Transcribe the data in full and exactly, omitting any pictures.

§ **SUPPLIED RECORDS**
···

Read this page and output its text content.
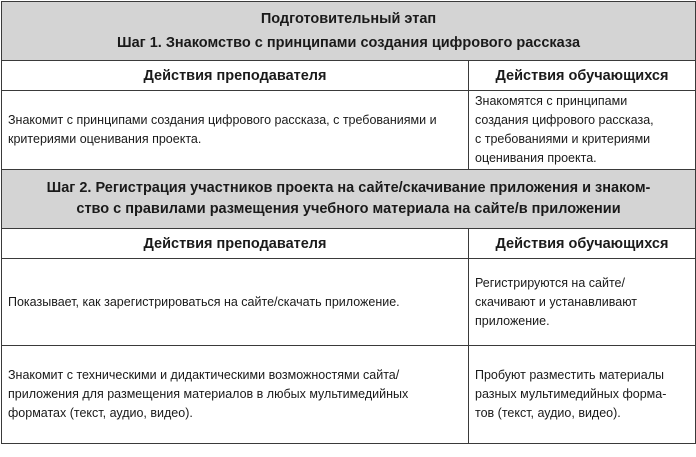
Подготовительный этап
Шаг 1. Знакомство с принципами создания цифрового рассказа	

Действия преподавателя	Действия обучающихся

Знакомит с принципами создания цифрового рассказа, с требованиями и
критериями оценивания проекта.	Знакомятся с принципами
создания цифрового рассказа,
с требованиями и критериями
оценивания проекта.

Шаг 2. Регистрация участников проекта на сайте/скачивание приложения и знаком-
ство с правилами размещения учебного материала на сайте/в приложении	

Действия преподавателя	Действия обучающихся

Показывает, как зарегистрироваться на сайте/скачать приложение.	Регистрируются на сайте/
скачивают и устанавливают
приложение.

Знакомит с техническими и дидактическими возможностями сайта/
приложения для размещения материалов в любых мультимедийных
форматах (текст, аудио, видео).	Пробуют разместить материалы
разных мультимедийных форма-
тов (текст, аудио, видео).
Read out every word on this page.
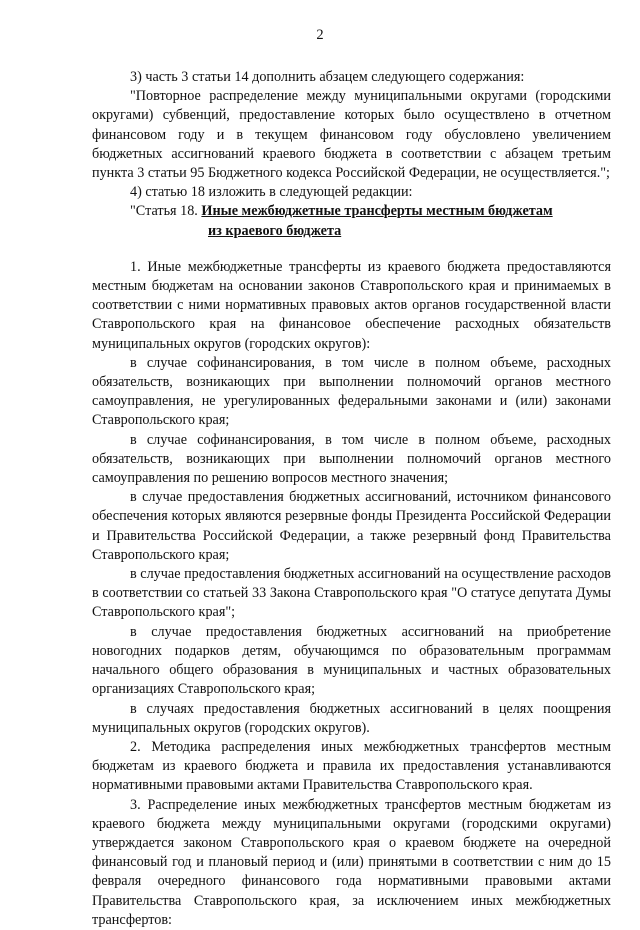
2

3) часть 3 статьи 14 дополнить абзацем следующего содержания:

"Повторное распределение между муниципальными округами (городскими округами) субвенций, предоставление которых было осуществлено в отчетном финансовом году и в текущем финансовом году обусловлено увеличением бюджетных ассигнований краевого бюджета в соответствии с абзацем третьим пункта 3 статьи 95 Бюджетного кодекса Российской Федерации, не осуществляется.";

4) статью 18 изложить в следующей редакции:

"Статья 18. Иные межбюджетные трансферты местным бюджетам

из краевого бюджета

1. Иные межбюджетные трансферты из краевого бюджета предоставляются местным бюджетам на основании законов Ставропольского края и принимаемых в соответствии с ними нормативных правовых актов органов государственной власти Ставропольского края на финансовое обеспечение расходных обязательств муниципальных округов (городских округов):

в случае софинансирования, в том числе в полном объеме, расходных обязательств, возникающих при выполнении полномочий органов местного самоуправления, не урегулированных федеральными законами и (или) законами Ставропольского края;

в случае софинансирования, в том числе в полном объеме, расходных обязательств, возникающих при выполнении полномочий органов местного самоуправления по решению вопросов местного значения;

в случае предоставления бюджетных ассигнований, источником финансового обеспечения которых являются резервные фонды Президента Российской Федерации и Правительства Российской Федерации, а также резервный фонд Правительства Ставропольского края;

в случае предоставления бюджетных ассигнований на осуществление расходов в соответствии со статьей 33 Закона Ставропольского края "О статусе депутата Думы Ставропольского края";

в случае предоставления бюджетных ассигнований на приобретение новогодних подарков детям, обучающимся по образовательным программам начального общего образования в муниципальных и частных образовательных организациях Ставропольского края;

в случаях предоставления бюджетных ассигнований в целях поощрения муниципальных округов (городских округов).

2. Методика распределения иных межбюджетных трансфертов местным бюджетам из краевого бюджета и правила их предоставления устанавливаются нормативными правовыми актами Правительства Ставропольского края.

3. Распределение иных межбюджетных трансфертов местным бюджетам из краевого бюджета между муниципальными округами (городскими округами) утверждается законом Ставропольского края о краевом бюджете на очередной финансовый год и плановый период и (или) принятыми в соответствии с ним до 15 февраля очередного финансового года нормативными правовыми актами Правительства Ставропольского края, за исключением иных межбюджетных трансфертов:
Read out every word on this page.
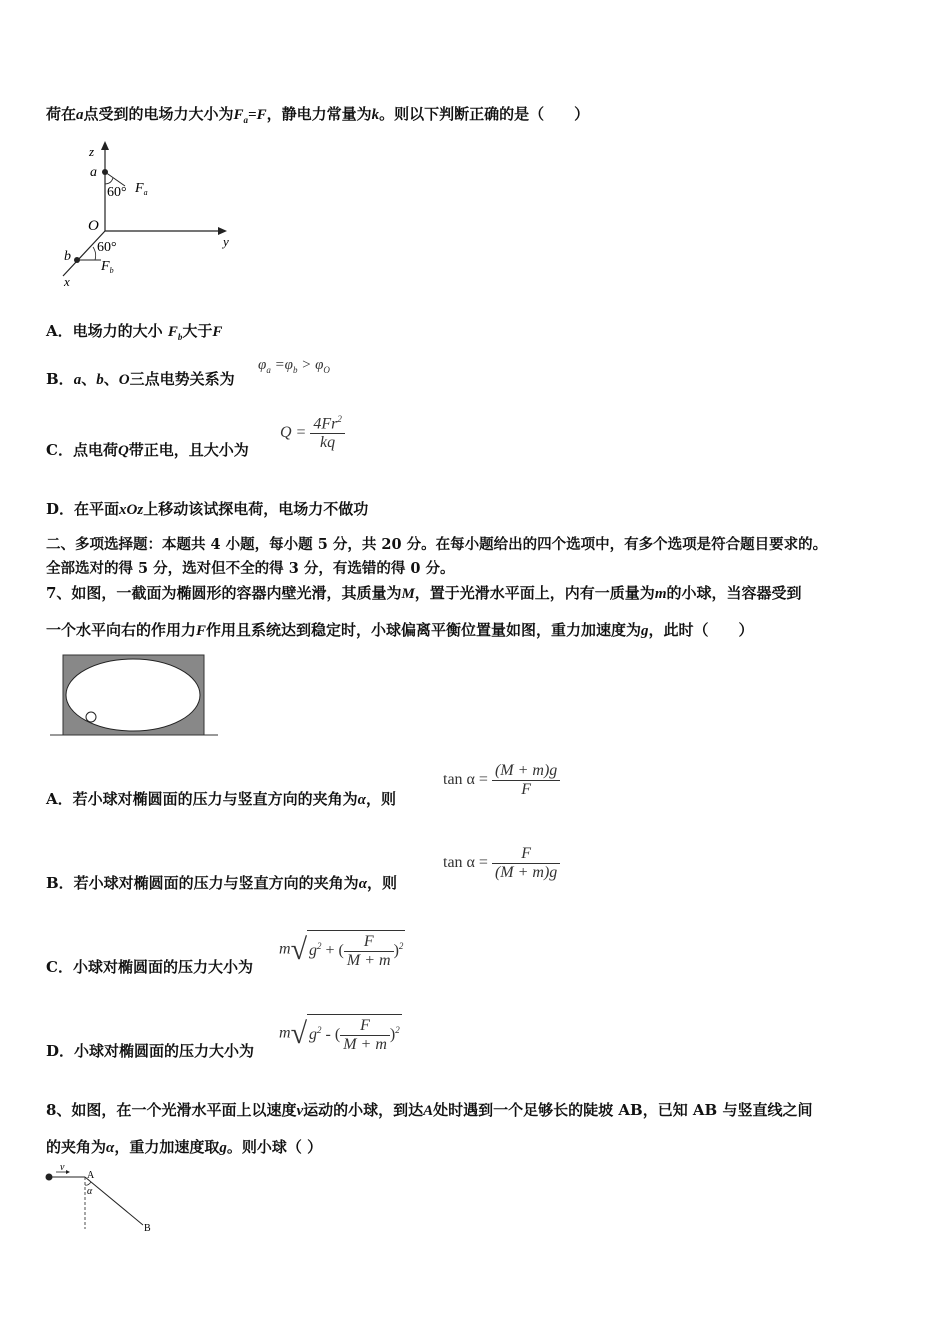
荷在a点受到的电场力大小为$F_a=F$，静电力常量为k。则以下判断正确的是（　　）
z
a
60° $F_a$
O
y
60°
b
$F_b$
x
A．电场力的大小 $F_b$大于F
B．a、b、O三点电势关系为
$\varphi_a =\varphi_b > \varphi_O$
C．点电荷Q带正电，且大小为
$Q = \frac{4Fr^2}{kq}$
D．在平面xOz上移动该试探电荷，电场力不做功
二、多项选择题：本题共 4 小题，每小题 5 分，共 20 分。在每小题给出的四个选项中，有多个选项是符合题目要求的。
全部选对的得 5 分，选对但不全的得 3 分，有选错的得 0 分。
7、如图，一截面为椭圆形的容器内壁光滑，其质量为M，置于光滑水平面上，内有一质量为m的小球，当容器受到
一个水平向右的作用力F作用且系统达到稳定时，小球偏离平衡位置量如图，重力加速度为g，此时（　　）
A．若小球对椭圆面的压力与竖直方向的夹角为α，则
$\tan \alpha = \frac{(M + m)g}{F}$
B．若小球对椭圆面的压力与竖直方向的夹角为α，则
$\tan \alpha = \frac{F}{(M + m)g}$
C．小球对椭圆面的压力大小为
m√ $g^2$ + ( $\frac{F}{M + m} )^2$
D．小球对椭圆面的压力大小为
m√ $g^2$ - ( $\frac{F}{M + m} )^2$
8、如图，在一个光滑水平面上以速度v运动的小球，到达A处时遇到一个足够长的陡坡 AB，已知 AB 与竖直线之间
的夹角为α，重力加速度取g。则小球（ ）
v
A
α
B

···

§ **SOLUTION FOR THIS PROBLEM**
Read this page and output its text content.
Подготовительный этап
Шаг 1. Знакомство с принципами создания цифрового рассказа	

Действия преподавателя	Действия обучающихся

Знакомит с принципами создания цифрового рассказа, с требованиями и
критериями оценивания проекта.	Знакомятся с принципами
создания цифрового рассказа,
с требованиями и критериями
оценивания проекта.

Шаг 2. Регистрация участников проекта на сайте/скачивание приложения и знаком-
ство с правилами размещения учебного материала на сайте/в приложении	

Действия преподавателя	Действия обучающихся

Показывает, как зарегистрироваться на сайте/скачать приложение.	Регистрируются на сайте/
скачивают и устанавливают
приложение.

Знакомит с техническими и дидактическими возможностями сайта/
приложения для размещения материалов в любых мультимедийных
форматах (текст, аудио, видео).	Пробуют разместить материалы
разных мультимедийных форма-
тов (текст, аудио, видео).
Read out every word on this page.
2

3) часть 3 статьи 14 дополнить абзацем следующего содержания:

"Повторное распределение между муниципальными округами (городскими округами) субвенций, предоставление которых было осуществлено в отчетном финансовом году и в текущем финансовом году обусловлено увеличением бюджетных ассигнований краевого бюджета в соответствии с абзацем третьим пункта 3 статьи 95 Бюджетного кодекса Российской Федерации, не осуществляется.";

4) статью 18 изложить в следующей редакции:

"Статья 18. Иные межбюджетные трансферты местным бюджетам

из краевого бюджета

1. Иные межбюджетные трансферты из краевого бюджета предоставляются местным бюджетам на основании законов Ставропольского края и принимаемых в соответствии с ними нормативных правовых актов органов государственной власти Ставропольского края на финансовое обеспечение расходных обязательств муниципальных округов (городских округов):

в случае софинансирования, в том числе в полном объеме, расходных обязательств, возникающих при выполнении полномочий органов местного самоуправления, не урегулированных федеральными законами и (или) законами Ставропольского края;

в случае софинансирования, в том числе в полном объеме, расходных обязательств, возникающих при выполнении полномочий органов местного самоуправления по решению вопросов местного значения;

в случае предоставления бюджетных ассигнований, источником финансового обеспечения которых являются резервные фонды Президента Российской Федерации и Правительства Российской Федерации, а также резервный фонд Правительства Ставропольского края;

в случае предоставления бюджетных ассигнований на осуществление расходов в соответствии со статьей 33 Закона Ставропольского края "О статусе депутата Думы Ставропольского края";

в случае предоставления бюджетных ассигнований на приобретение новогодних подарков детям, обучающимся по образовательным программам начального общего образования в муниципальных и частных образовательных организациях Ставропольского края;

в случаях предоставления бюджетных ассигнований в целях поощрения муниципальных округов (городских округов).

2. Методика распределения иных межбюджетных трансфертов местным бюджетам из краевого бюджета и правила их предоставления устанавливаются нормативными правовыми актами Правительства Ставропольского края.

3. Распределение иных межбюджетных трансфертов местным бюджетам из краевого бюджета между муниципальными округами (городскими округами) утверждается законом Ставропольского края о краевом бюджете на очередной финансовый год и плановый период и (или) принятыми в соответствии с ним до 15 февраля очередного финансового года нормативными правовыми актами Правительства Ставропольского края, за исключением иных межбюджетных трансфертов:
Read out every word on this page.
荷在a点受到的电场力大小为$F_a=F$，静电力常量为k。则以下判断正确的是（　　）
z
a
60° $F_a$
O
y
60°
b
$F_b$
x
A．电场力的大小 $F_b$大于F
B．a、b、O三点电势关系为
$\varphi_a =\varphi_b > \varphi_O$
C．点电荷Q带正电，且大小为
$Q = \frac{4Fr^2}{kq}$
D．在平面xOz上移动该试探电荷，电场力不做功
二、多项选择题：本题共 4 小题，每小题 5 分，共 20 分。在每小题给出的四个选项中，有多个选项是符合题目要求的。
全部选对的得 5 分，选对但不全的得 3 分，有选错的得 0 分。
7、如图，一截面为椭圆形的容器内壁光滑，其质量为M，置于光滑水平面上，内有一质量为m的小球，当容器受到
一个水平向右的作用力F作用且系统达到稳定时，小球偏离平衡位置量如图，重力加速度为g，此时（　　）
A．若小球对椭圆面的压力与竖直方向的夹角为α，则
$\tan \alpha = \frac{(M + m)g}{F}$
B．若小球对椭圆面的压力与竖直方向的夹角为α，则
$\tan \alpha = \frac{F}{(M + m)g}$
C．小球对椭圆面的压力大小为
m√ $g^2$ + ( $\frac{F}{M + m} )^2$
D．小球对椭圆面的压力大小为
m√ $g^2$ - ( $\frac{F}{M + m} )^2$
8、如图，在一个光滑水平面上以速度v运动的小球，到达A处时遇到一个足够长的陡坡 AB，已知 AB 与竖直线之间
的夹角为α，重力加速度取g。则小球（ ）
v
A
α
B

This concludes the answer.